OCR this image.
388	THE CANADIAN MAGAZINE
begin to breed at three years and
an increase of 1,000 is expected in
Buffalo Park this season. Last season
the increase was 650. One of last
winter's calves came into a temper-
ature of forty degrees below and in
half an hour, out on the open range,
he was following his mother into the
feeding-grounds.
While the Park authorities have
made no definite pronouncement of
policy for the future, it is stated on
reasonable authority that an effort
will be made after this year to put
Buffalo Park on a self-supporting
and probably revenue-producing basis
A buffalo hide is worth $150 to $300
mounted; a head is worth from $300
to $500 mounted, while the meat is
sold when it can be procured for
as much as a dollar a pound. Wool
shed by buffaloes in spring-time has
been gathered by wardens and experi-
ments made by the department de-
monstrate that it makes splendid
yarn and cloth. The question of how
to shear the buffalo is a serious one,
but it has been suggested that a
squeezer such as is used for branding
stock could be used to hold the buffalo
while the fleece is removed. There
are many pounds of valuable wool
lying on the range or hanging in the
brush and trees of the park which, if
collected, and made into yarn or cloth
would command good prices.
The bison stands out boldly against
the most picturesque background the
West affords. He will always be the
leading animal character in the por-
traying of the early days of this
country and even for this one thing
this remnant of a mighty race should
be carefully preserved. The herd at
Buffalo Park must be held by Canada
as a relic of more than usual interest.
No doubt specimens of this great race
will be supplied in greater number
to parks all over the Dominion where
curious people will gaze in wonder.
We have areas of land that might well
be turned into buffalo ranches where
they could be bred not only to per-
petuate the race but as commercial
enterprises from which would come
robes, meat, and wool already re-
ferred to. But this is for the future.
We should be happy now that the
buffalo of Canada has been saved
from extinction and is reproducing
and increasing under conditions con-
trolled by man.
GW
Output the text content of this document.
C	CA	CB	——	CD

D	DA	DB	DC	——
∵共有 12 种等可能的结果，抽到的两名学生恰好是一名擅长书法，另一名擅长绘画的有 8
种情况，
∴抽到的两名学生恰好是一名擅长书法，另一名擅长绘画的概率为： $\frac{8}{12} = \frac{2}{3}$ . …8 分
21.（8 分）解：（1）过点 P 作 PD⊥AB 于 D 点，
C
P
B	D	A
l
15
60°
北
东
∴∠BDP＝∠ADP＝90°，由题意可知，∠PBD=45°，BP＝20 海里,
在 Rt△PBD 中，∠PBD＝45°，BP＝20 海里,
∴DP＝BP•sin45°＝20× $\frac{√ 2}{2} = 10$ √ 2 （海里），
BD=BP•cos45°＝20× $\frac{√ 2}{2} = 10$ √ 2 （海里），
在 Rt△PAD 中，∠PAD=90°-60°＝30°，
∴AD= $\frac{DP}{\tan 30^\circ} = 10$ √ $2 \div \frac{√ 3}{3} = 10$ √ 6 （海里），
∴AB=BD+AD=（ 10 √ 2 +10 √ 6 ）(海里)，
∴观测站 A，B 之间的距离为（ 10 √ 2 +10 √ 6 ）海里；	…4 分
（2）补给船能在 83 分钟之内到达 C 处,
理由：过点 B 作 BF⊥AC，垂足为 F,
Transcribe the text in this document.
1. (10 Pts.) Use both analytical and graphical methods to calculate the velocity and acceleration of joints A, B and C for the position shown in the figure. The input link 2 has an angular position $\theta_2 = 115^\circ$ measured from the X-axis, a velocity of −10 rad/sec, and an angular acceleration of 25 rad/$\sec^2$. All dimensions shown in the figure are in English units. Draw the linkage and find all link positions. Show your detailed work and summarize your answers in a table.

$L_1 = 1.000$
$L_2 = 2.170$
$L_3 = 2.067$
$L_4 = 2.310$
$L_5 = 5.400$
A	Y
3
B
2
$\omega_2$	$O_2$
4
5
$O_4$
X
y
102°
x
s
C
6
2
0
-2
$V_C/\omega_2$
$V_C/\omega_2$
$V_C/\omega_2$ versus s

### WHAT NEEDS TO BE DONE
Set down all of the records shown above once more, exactly.

### ANSWER FOR THE TASK
OCR this image.
388	THE CANADIAN MAGAZINE
begin to breed at three years and
an increase of 1,000 is expected in
Buffalo Park this season. Last season
the increase was 650. One of last
winter's calves came into a temper-
ature of forty degrees below and in
half an hour, out on the open range,
he was following his mother into the
feeding-grounds.
While the Park authorities have
made no definite pronouncement of
policy for the future, it is stated on
reasonable authority that an effort
will be made after this year to put
Buffalo Park on a self-supporting
and probably revenue-producing basis
A buffalo hide is worth $150 to $300
mounted; a head is worth from $300
to $500 mounted, while the meat is
sold when it can be procured for
as much as a dollar a pound. Wool
shed by buffaloes in spring-time has
been gathered by wardens and experi-
ments made by the department de-
monstrate that it makes splendid
yarn and cloth. The question of how
to shear the buffalo is a serious one,
but it has been suggested that a
squeezer such as is used for branding
stock could be used to hold the buffalo
while the fleece is removed. There
are many pounds of valuable wool
lying on the range or hanging in the
brush and trees of the park which, if
collected, and made into yarn or cloth
would command good prices.
The bison stands out boldly against
the most picturesque background the
West affords. He will always be the
leading animal character in the por-
traying of the early days of this
country and even for this one thing
this remnant of a mighty race should
be carefully preserved. The herd at
Buffalo Park must be held by Canada
as a relic of more than usual interest.
No doubt specimens of this great race
will be supplied in greater number
to parks all over the Dominion where
curious people will gaze in wonder.
We have areas of land that might well
be turned into buffalo ranches where
they could be bred not only to per-
petuate the race but as commercial
enterprises from which would come
robes, meat, and wool already re-
ferred to. But this is for the future.
We should be happy now that the
buffalo of Canada has been saved
from extinction and is reproducing
and increasing under conditions con-
trolled by man.
GW
Output the text content of this document.
C	CA	CB	——	CD

D	DA	DB	DC	——
∵共有 12 种等可能的结果，抽到的两名学生恰好是一名擅长书法，另一名擅长绘画的有 8
种情况，
∴抽到的两名学生恰好是一名擅长书法，另一名擅长绘画的概率为： $\frac{8}{12} = \frac{2}{3}$ . …8 分
21.（8 分）解：（1）过点 P 作 PD⊥AB 于 D 点，
C
P
B	D	A
l
15
60°
北
东
∴∠BDP＝∠ADP＝90°，由题意可知，∠PBD=45°，BP＝20 海里,
在 Rt△PBD 中，∠PBD＝45°，BP＝20 海里,
∴DP＝BP•sin45°＝20× $\frac{√ 2}{2} = 10$ √ 2 （海里），
BD=BP•cos45°＝20× $\frac{√ 2}{2} = 10$ √ 2 （海里），
在 Rt△PAD 中，∠PAD=90°-60°＝30°，
∴AD= $\frac{DP}{\tan 30^\circ} = 10$ √ $2 \div \frac{√ 3}{3} = 10$ √ 6 （海里），
∴AB=BD+AD=（ 10 √ 2 +10 √ 6 ）(海里)，
∴观测站 A，B 之间的距离为（ 10 √ 2 +10 √ 6 ）海里；	…4 分
（2）补给船能在 83 分钟之内到达 C 处,
理由：过点 B 作 BF⊥AC，垂足为 F,
Transcribe the text in this document.
1. (10 Pts.) Use both analytical and graphical methods to calculate the velocity and acceleration of joints A, B and C for the position shown in the figure. The input link 2 has an angular position $\theta_2 = 115^\circ$ measured from the X-axis, a velocity of −10 rad/sec, and an angular acceleration of 25 rad/$\sec^2$. All dimensions shown in the figure are in English units. Draw the linkage and find all link positions. Show your detailed work and summarize your answers in a table.

$L_1 = 1.000$
$L_2 = 2.170$
$L_3 = 2.067$
$L_4 = 2.310$
$L_5 = 5.400$
A	Y
3
B
2
$\omega_2$	$O_2$
4
5
$O_4$
X
y
102°
x
s
C
6
2
0
-2
$V_C/\omega_2$
$V_C/\omega_2$
$V_C/\omega_2$ versus s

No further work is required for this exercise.